Stated task: Omit all pictures. Copy exactly the lines from the line containing "Type out the text in this image." to the end of the listing, with both ends included.

○ ○ ○

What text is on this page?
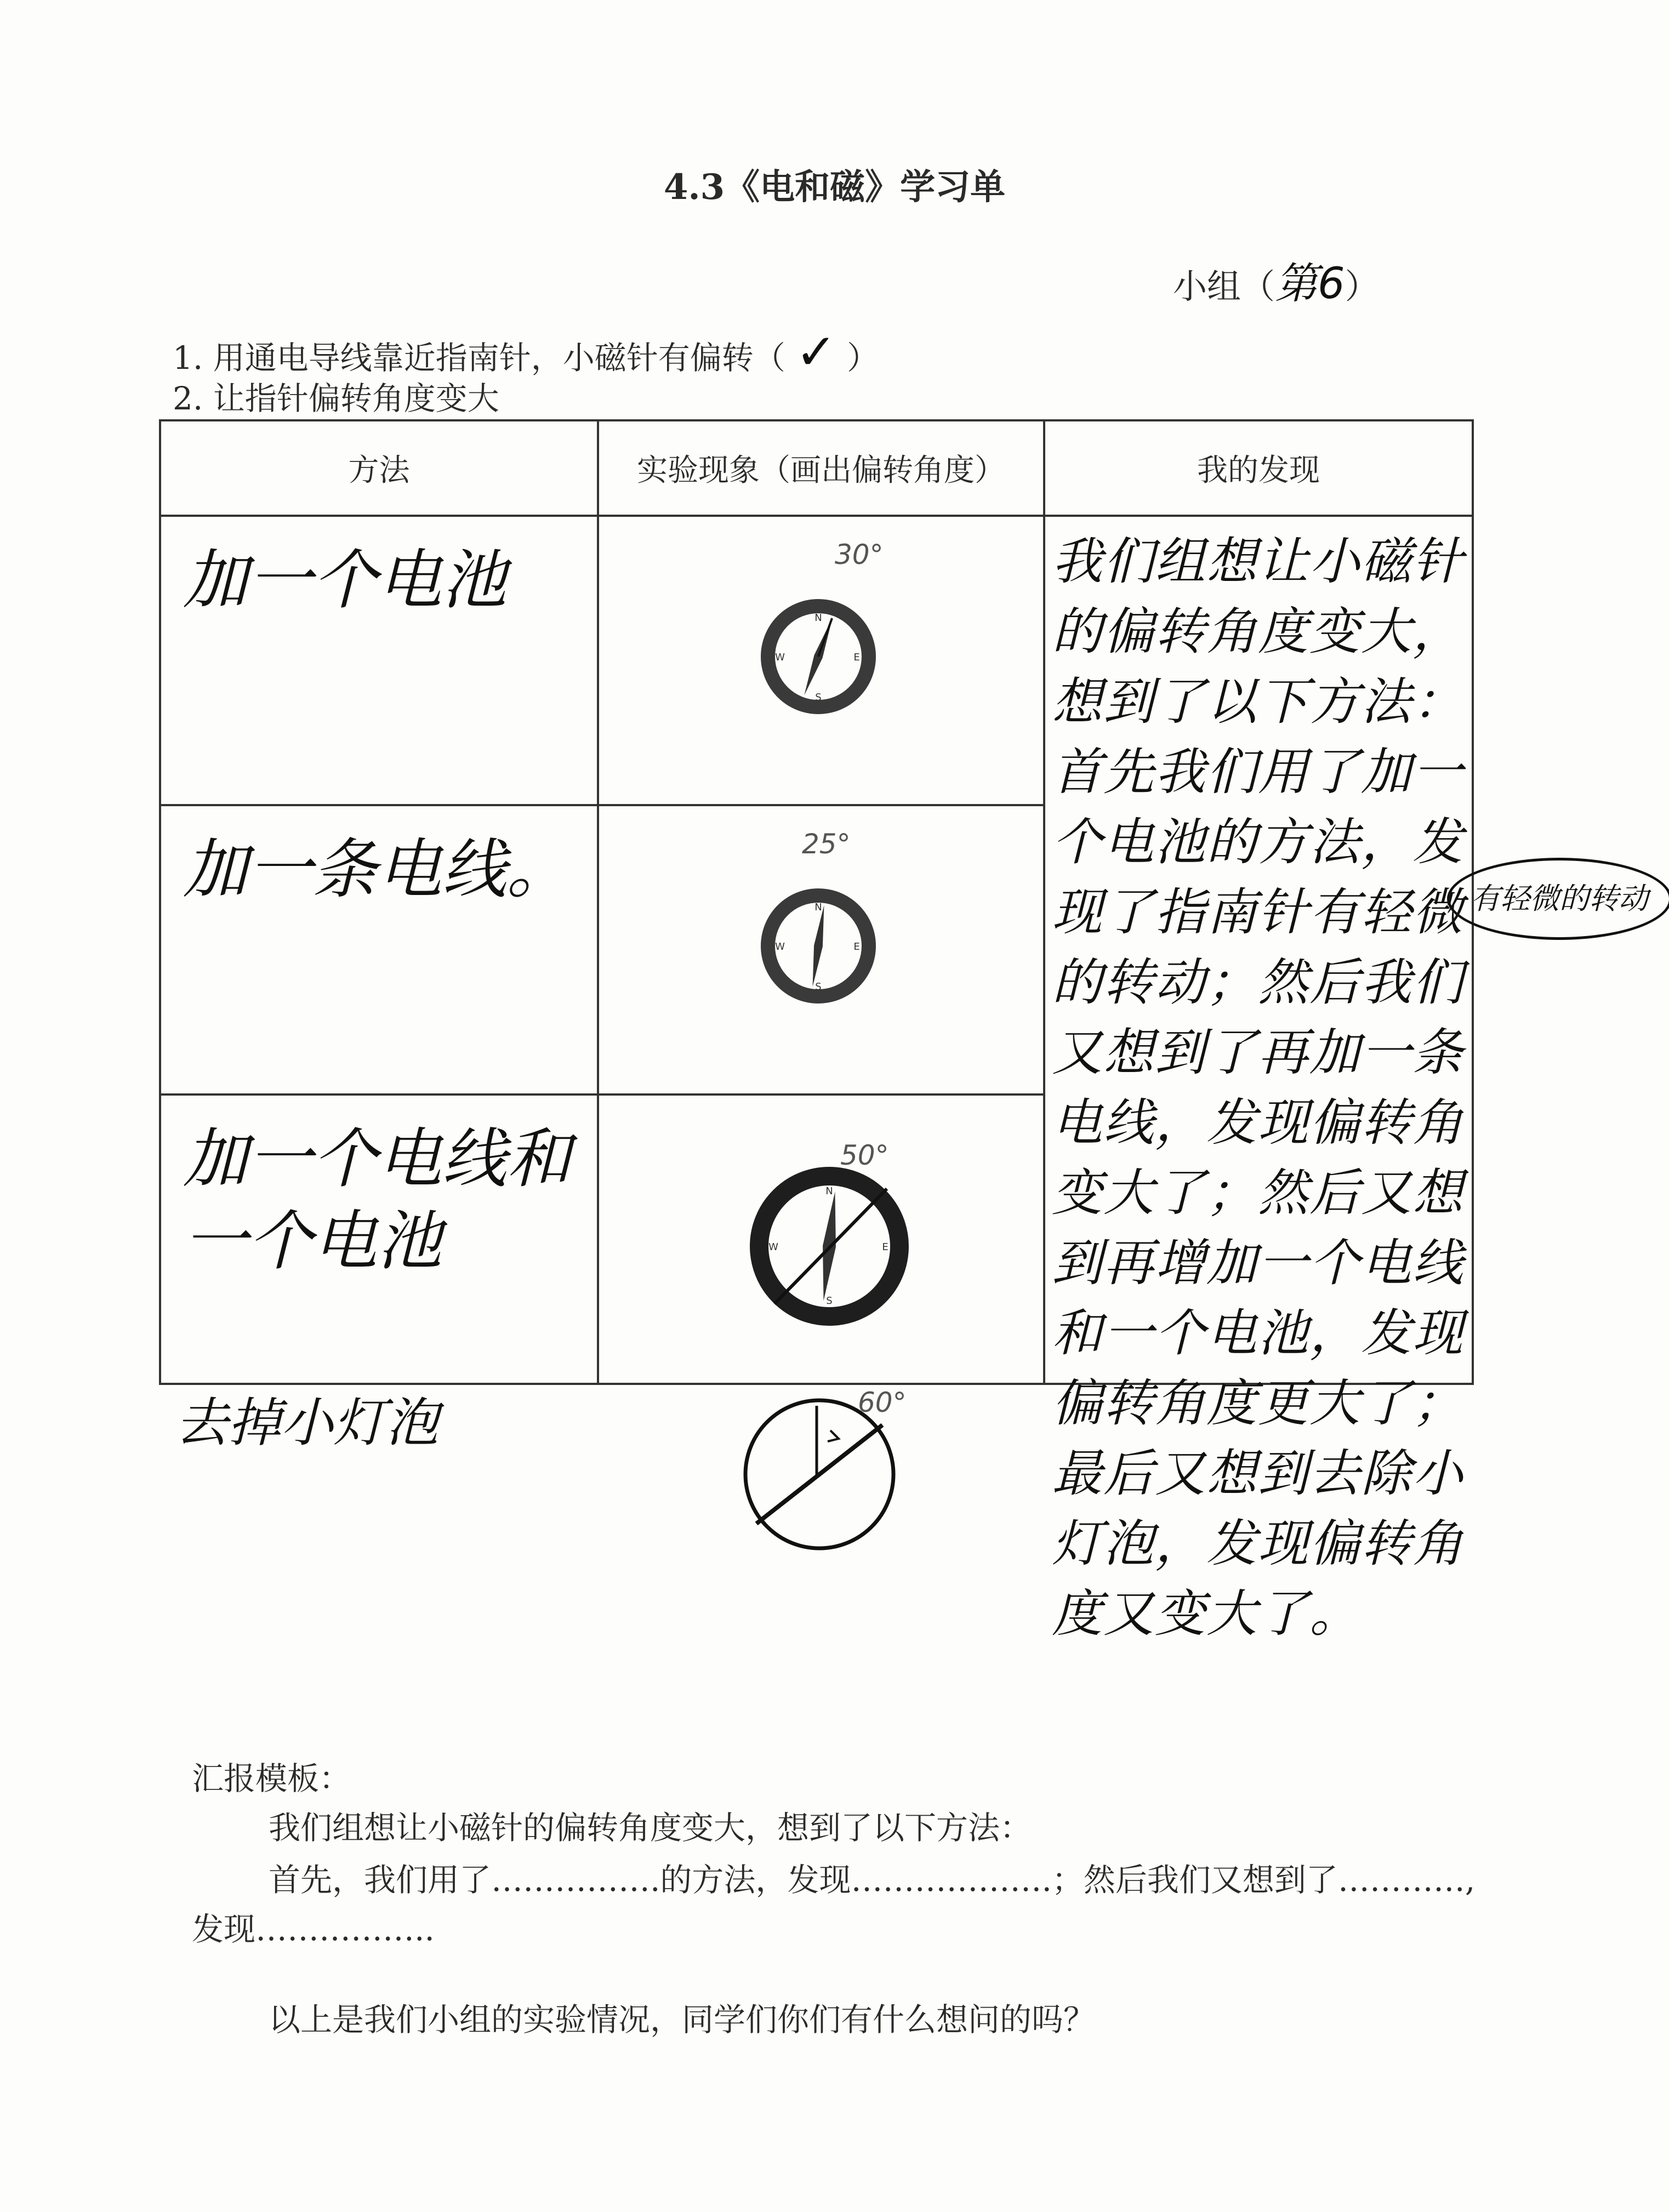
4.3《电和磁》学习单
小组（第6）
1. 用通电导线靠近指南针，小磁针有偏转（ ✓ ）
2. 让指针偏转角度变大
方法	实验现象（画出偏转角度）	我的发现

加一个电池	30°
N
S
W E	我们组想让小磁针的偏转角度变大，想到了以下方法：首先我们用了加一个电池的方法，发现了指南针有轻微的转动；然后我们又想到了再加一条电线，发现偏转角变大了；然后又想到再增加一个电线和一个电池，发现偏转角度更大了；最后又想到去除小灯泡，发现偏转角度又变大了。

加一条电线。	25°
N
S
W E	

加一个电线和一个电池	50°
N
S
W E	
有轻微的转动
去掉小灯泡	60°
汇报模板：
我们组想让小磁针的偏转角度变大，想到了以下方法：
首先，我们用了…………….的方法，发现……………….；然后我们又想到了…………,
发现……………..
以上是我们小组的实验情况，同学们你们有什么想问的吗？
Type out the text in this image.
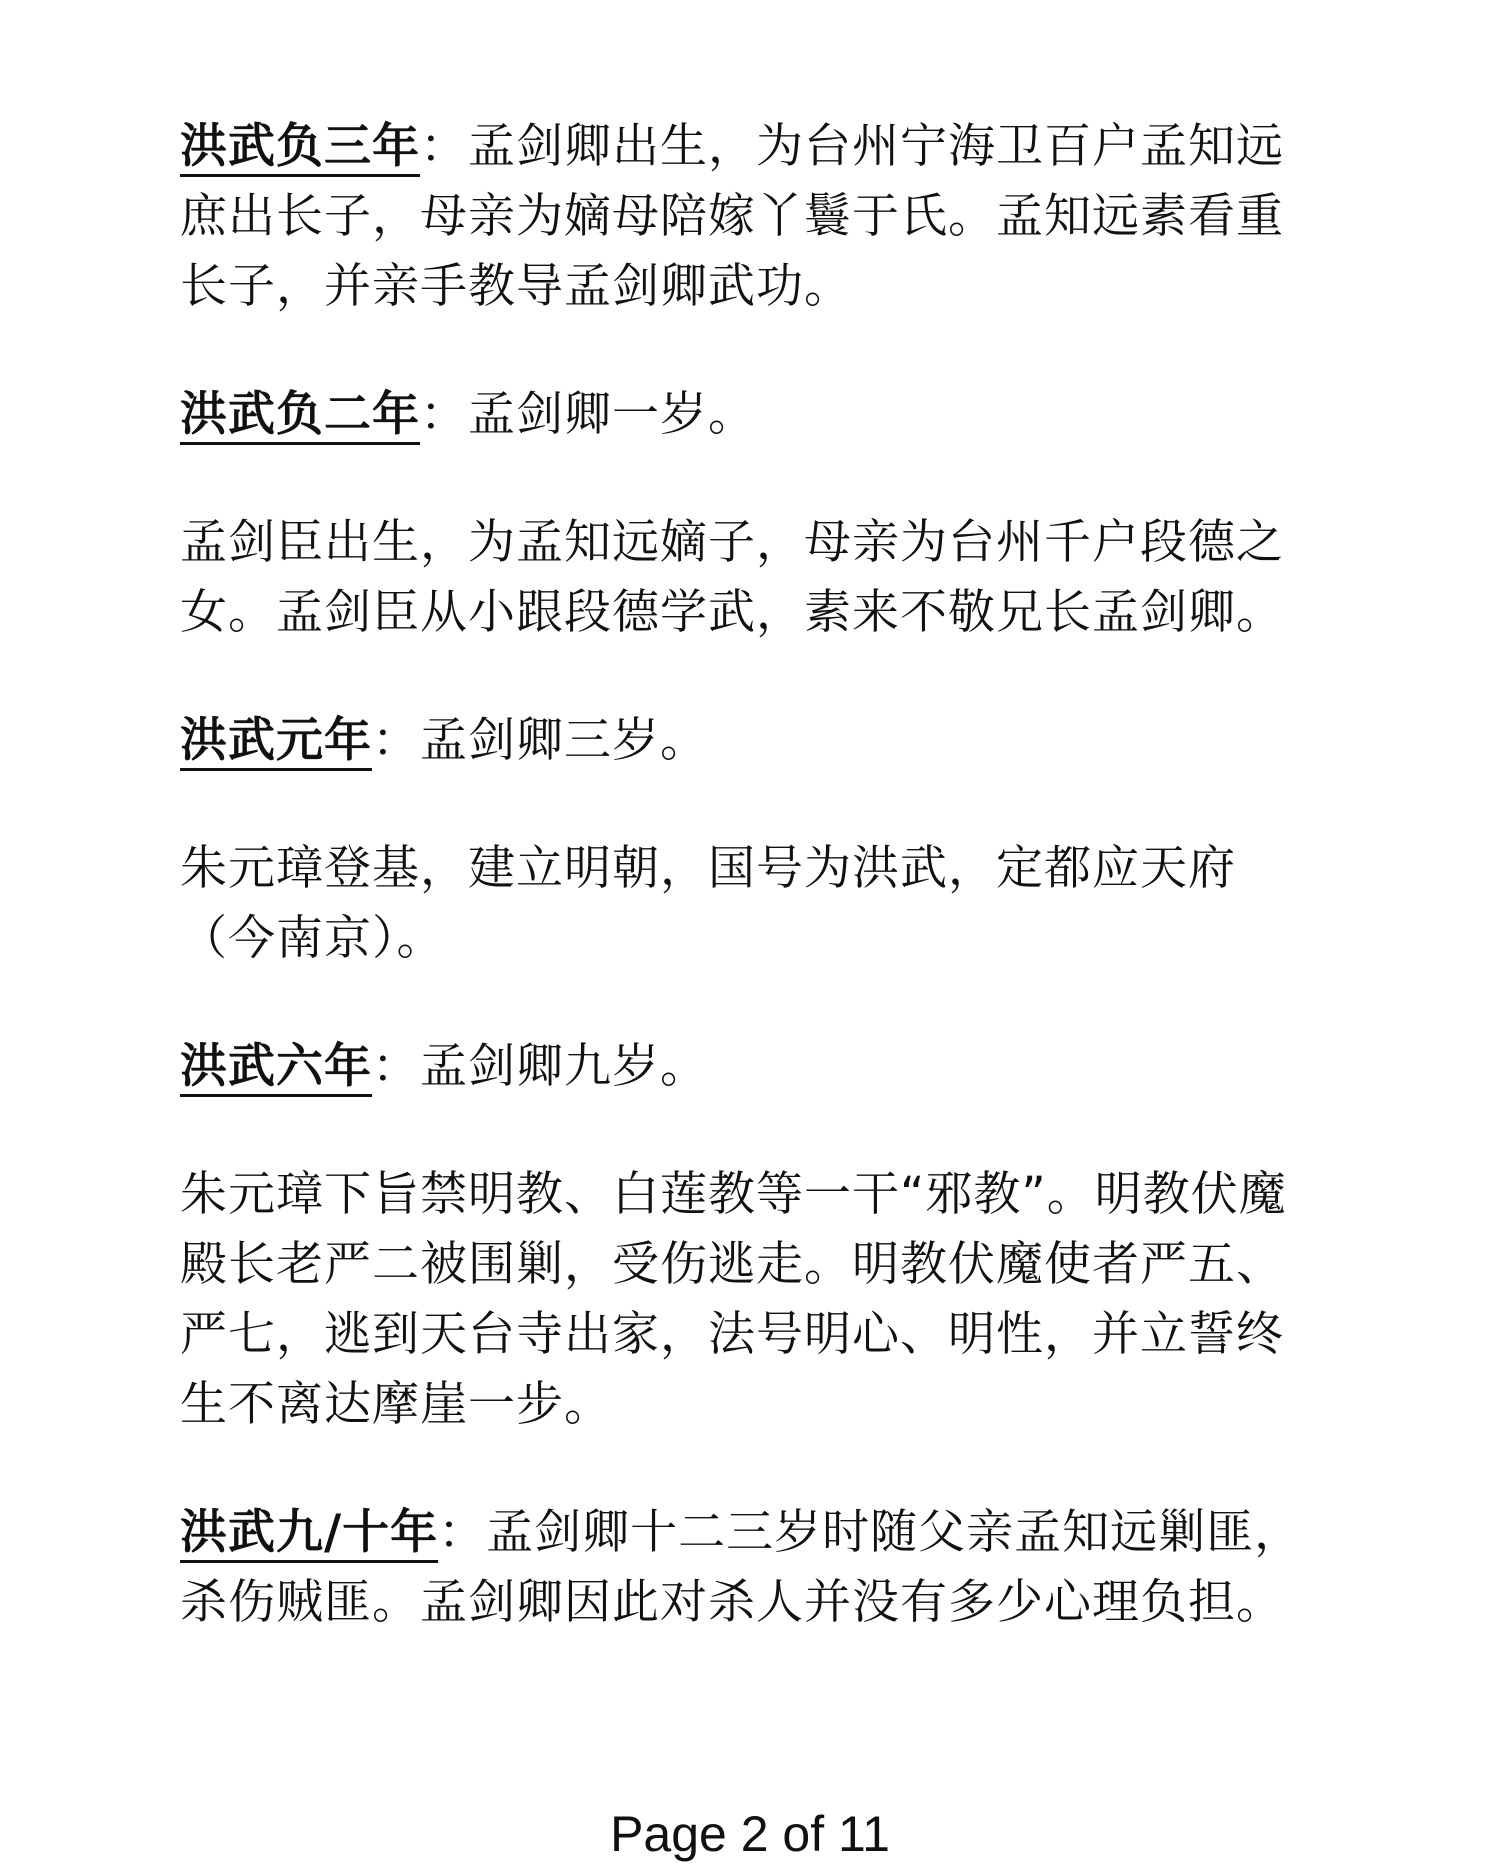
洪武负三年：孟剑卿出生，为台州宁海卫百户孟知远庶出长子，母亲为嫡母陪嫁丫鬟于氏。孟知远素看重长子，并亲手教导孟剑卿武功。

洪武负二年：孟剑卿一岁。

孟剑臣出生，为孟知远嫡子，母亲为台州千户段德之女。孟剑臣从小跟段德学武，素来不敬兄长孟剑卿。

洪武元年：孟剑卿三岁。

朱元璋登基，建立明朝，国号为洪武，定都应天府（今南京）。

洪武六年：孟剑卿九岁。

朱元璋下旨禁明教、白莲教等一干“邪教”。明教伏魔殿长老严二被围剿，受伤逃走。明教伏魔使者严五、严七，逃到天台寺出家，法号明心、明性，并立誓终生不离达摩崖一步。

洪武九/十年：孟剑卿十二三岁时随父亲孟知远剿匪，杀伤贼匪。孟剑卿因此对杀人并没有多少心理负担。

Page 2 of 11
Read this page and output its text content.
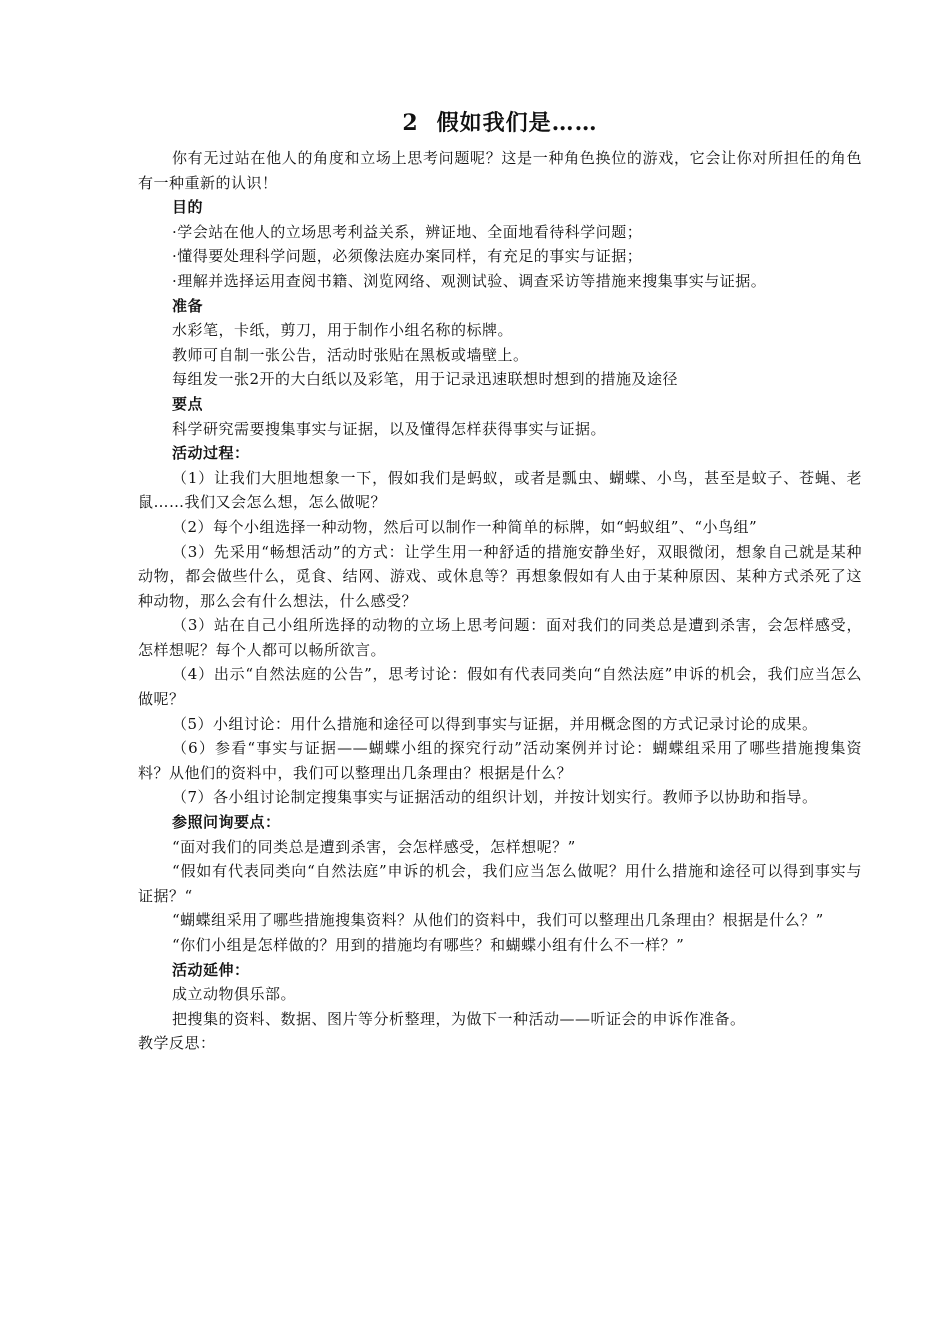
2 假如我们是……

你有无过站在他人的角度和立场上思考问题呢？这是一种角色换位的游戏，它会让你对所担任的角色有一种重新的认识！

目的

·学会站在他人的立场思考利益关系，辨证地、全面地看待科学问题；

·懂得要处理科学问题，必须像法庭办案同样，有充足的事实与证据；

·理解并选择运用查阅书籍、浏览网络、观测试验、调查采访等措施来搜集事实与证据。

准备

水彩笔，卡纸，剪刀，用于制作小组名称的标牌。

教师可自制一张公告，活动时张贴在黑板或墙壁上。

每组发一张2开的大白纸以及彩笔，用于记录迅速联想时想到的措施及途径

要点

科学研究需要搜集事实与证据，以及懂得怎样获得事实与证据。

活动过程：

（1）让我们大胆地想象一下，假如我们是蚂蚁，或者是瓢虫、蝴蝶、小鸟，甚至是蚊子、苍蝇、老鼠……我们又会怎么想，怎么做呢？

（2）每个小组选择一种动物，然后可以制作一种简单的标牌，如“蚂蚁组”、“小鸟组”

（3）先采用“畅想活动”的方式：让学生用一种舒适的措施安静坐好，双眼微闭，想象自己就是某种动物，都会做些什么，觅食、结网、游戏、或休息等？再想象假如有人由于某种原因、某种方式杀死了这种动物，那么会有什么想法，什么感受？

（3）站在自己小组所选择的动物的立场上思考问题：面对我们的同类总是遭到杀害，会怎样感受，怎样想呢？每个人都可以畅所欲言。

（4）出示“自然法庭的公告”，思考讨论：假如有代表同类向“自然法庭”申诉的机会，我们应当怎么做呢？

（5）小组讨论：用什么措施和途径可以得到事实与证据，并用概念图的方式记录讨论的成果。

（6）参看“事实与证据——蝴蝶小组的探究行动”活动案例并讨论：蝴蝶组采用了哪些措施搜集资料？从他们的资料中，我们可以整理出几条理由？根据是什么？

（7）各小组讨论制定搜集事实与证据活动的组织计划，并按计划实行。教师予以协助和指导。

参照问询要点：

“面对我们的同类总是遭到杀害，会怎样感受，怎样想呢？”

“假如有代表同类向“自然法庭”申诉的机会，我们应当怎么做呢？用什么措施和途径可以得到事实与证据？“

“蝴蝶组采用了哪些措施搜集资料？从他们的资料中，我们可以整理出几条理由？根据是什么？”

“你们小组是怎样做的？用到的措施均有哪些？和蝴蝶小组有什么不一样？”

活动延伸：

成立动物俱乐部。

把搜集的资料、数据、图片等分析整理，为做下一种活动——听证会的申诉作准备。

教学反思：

○ ○ ○

Solution to this problem:
Type out the text in this image.
洪武负三年：孟剑卿出生，为台州宁海卫百户孟知远庶出长子，母亲为嫡母陪嫁丫鬟于氏。孟知远素看重长子，并亲手教导孟剑卿武功。

洪武负二年：孟剑卿一岁。

孟剑臣出生，为孟知远嫡子，母亲为台州千户段德之女。孟剑臣从小跟段德学武，素来不敬兄长孟剑卿。

洪武元年：孟剑卿三岁。

朱元璋登基，建立明朝，国号为洪武，定都应天府（今南京）。

洪武六年：孟剑卿九岁。

朱元璋下旨禁明教、白莲教等一干“邪教”。明教伏魔殿长老严二被围剿，受伤逃走。明教伏魔使者严五、严七，逃到天台寺出家，法号明心、明性，并立誓终生不离达摩崖一步。

洪武九/十年：孟剑卿十二三岁时随父亲孟知远剿匪，杀伤贼匪。孟剑卿因此对杀人并没有多少心理负担。

Page 2 of 11
Read this page and output its text content.
2 假如我们是……

你有无过站在他人的角度和立场上思考问题呢？这是一种角色换位的游戏，它会让你对所担任的角色有一种重新的认识！

目的

·学会站在他人的立场思考利益关系，辨证地、全面地看待科学问题；

·懂得要处理科学问题，必须像法庭办案同样，有充足的事实与证据；

·理解并选择运用查阅书籍、浏览网络、观测试验、调查采访等措施来搜集事实与证据。

准备

水彩笔，卡纸，剪刀，用于制作小组名称的标牌。

教师可自制一张公告，活动时张贴在黑板或墙壁上。

每组发一张2开的大白纸以及彩笔，用于记录迅速联想时想到的措施及途径

要点

科学研究需要搜集事实与证据，以及懂得怎样获得事实与证据。

活动过程：

（1）让我们大胆地想象一下，假如我们是蚂蚁，或者是瓢虫、蝴蝶、小鸟，甚至是蚊子、苍蝇、老鼠……我们又会怎么想，怎么做呢？

（2）每个小组选择一种动物，然后可以制作一种简单的标牌，如“蚂蚁组”、“小鸟组”

（3）先采用“畅想活动”的方式：让学生用一种舒适的措施安静坐好，双眼微闭，想象自己就是某种动物，都会做些什么，觅食、结网、游戏、或休息等？再想象假如有人由于某种原因、某种方式杀死了这种动物，那么会有什么想法，什么感受？

（3）站在自己小组所选择的动物的立场上思考问题：面对我们的同类总是遭到杀害，会怎样感受，怎样想呢？每个人都可以畅所欲言。

（4）出示“自然法庭的公告”，思考讨论：假如有代表同类向“自然法庭”申诉的机会，我们应当怎么做呢？

（5）小组讨论：用什么措施和途径可以得到事实与证据，并用概念图的方式记录讨论的成果。

（6）参看“事实与证据——蝴蝶小组的探究行动”活动案例并讨论：蝴蝶组采用了哪些措施搜集资料？从他们的资料中，我们可以整理出几条理由？根据是什么？

（7）各小组讨论制定搜集事实与证据活动的组织计划，并按计划实行。教师予以协助和指导。

参照问询要点：

“面对我们的同类总是遭到杀害，会怎样感受，怎样想呢？”

“假如有代表同类向“自然法庭”申诉的机会，我们应当怎么做呢？用什么措施和途径可以得到事实与证据？“

“蝴蝶组采用了哪些措施搜集资料？从他们的资料中，我们可以整理出几条理由？根据是什么？”

“你们小组是怎样做的？用到的措施均有哪些？和蝴蝶小组有什么不一样？”

活动延伸：

成立动物俱乐部。

把搜集的资料、数据、图片等分析整理，为做下一种活动——听证会的申诉作准备。

教学反思：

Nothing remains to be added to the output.